Job -
Select from the data all lines with the word "JSON".

Records from a collection -
════════════════

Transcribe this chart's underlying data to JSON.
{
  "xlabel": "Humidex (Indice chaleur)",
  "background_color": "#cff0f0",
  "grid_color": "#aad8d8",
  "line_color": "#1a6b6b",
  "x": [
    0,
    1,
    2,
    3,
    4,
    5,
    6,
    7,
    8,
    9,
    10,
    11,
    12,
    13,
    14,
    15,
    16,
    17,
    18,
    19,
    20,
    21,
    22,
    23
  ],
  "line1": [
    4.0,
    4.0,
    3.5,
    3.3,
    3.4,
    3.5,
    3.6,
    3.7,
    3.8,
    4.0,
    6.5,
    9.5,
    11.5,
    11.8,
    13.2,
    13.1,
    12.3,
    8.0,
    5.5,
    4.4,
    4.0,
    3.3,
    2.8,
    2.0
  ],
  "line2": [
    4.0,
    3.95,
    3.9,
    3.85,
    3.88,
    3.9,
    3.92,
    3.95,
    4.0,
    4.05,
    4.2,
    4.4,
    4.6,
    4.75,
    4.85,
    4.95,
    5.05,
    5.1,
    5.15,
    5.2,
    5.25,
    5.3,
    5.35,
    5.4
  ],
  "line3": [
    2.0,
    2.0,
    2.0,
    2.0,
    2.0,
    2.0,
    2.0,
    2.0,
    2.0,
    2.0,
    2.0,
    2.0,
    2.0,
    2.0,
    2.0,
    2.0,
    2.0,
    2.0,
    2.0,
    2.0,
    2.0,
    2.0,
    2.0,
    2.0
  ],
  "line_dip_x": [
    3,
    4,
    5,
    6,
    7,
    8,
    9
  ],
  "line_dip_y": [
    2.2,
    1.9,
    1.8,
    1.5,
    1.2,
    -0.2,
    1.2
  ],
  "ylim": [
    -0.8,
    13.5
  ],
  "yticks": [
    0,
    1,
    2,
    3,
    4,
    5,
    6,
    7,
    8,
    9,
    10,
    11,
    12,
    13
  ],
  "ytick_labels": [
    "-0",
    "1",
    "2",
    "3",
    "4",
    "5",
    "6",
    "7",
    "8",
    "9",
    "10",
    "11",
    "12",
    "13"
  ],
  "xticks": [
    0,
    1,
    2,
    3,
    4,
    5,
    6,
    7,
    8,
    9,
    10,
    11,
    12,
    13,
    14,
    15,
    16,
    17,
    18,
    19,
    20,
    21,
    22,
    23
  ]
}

════════════════

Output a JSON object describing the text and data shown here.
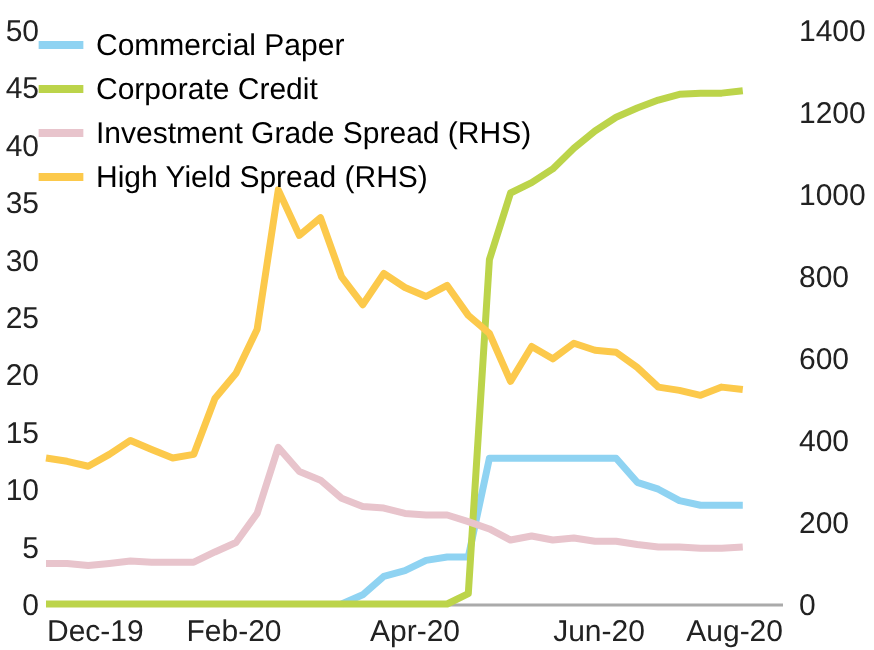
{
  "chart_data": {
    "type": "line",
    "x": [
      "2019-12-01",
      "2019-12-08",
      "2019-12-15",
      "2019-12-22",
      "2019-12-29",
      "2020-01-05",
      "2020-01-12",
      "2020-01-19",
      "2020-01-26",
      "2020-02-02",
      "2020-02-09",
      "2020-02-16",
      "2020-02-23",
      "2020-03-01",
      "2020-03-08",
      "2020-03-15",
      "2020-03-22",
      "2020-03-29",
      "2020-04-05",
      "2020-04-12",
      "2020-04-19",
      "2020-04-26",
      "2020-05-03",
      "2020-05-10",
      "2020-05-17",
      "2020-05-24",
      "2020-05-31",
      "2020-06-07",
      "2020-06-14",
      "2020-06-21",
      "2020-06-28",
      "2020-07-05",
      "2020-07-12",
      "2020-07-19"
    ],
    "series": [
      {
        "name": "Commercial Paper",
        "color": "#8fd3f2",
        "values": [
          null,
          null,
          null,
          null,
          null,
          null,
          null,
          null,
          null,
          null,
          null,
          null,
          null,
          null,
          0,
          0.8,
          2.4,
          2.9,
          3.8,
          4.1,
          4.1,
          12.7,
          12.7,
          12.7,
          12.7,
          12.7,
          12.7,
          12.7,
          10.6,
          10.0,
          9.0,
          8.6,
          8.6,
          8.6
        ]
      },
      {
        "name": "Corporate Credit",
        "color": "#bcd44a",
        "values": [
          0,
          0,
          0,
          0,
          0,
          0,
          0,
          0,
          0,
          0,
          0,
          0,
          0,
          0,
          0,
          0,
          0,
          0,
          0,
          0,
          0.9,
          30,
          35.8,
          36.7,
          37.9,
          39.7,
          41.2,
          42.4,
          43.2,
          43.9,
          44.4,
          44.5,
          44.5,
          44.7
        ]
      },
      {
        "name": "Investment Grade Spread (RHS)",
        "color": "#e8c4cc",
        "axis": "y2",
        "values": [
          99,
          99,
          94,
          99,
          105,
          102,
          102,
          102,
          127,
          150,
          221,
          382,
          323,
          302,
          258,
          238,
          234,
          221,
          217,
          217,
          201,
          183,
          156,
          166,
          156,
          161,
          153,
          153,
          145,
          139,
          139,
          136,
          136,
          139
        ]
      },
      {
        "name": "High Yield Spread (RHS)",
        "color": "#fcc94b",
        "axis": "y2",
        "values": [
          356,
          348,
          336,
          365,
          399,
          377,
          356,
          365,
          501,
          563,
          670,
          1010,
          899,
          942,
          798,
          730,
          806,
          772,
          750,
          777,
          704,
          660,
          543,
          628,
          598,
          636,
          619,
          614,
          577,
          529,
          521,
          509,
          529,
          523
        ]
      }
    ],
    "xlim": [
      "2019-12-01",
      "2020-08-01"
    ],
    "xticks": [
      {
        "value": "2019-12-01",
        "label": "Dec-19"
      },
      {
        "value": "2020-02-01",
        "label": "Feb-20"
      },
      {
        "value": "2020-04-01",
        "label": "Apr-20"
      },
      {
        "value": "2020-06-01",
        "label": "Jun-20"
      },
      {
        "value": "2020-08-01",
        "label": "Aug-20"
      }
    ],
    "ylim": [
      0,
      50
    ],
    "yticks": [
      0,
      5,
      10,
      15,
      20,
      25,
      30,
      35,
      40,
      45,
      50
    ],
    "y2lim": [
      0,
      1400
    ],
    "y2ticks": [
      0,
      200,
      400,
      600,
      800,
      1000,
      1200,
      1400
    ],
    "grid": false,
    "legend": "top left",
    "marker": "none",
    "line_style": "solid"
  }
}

════════════════

Exercise answer -
Transcribe this chart's underlying data to JSON.
Output a JSON object describing the text and data shown here.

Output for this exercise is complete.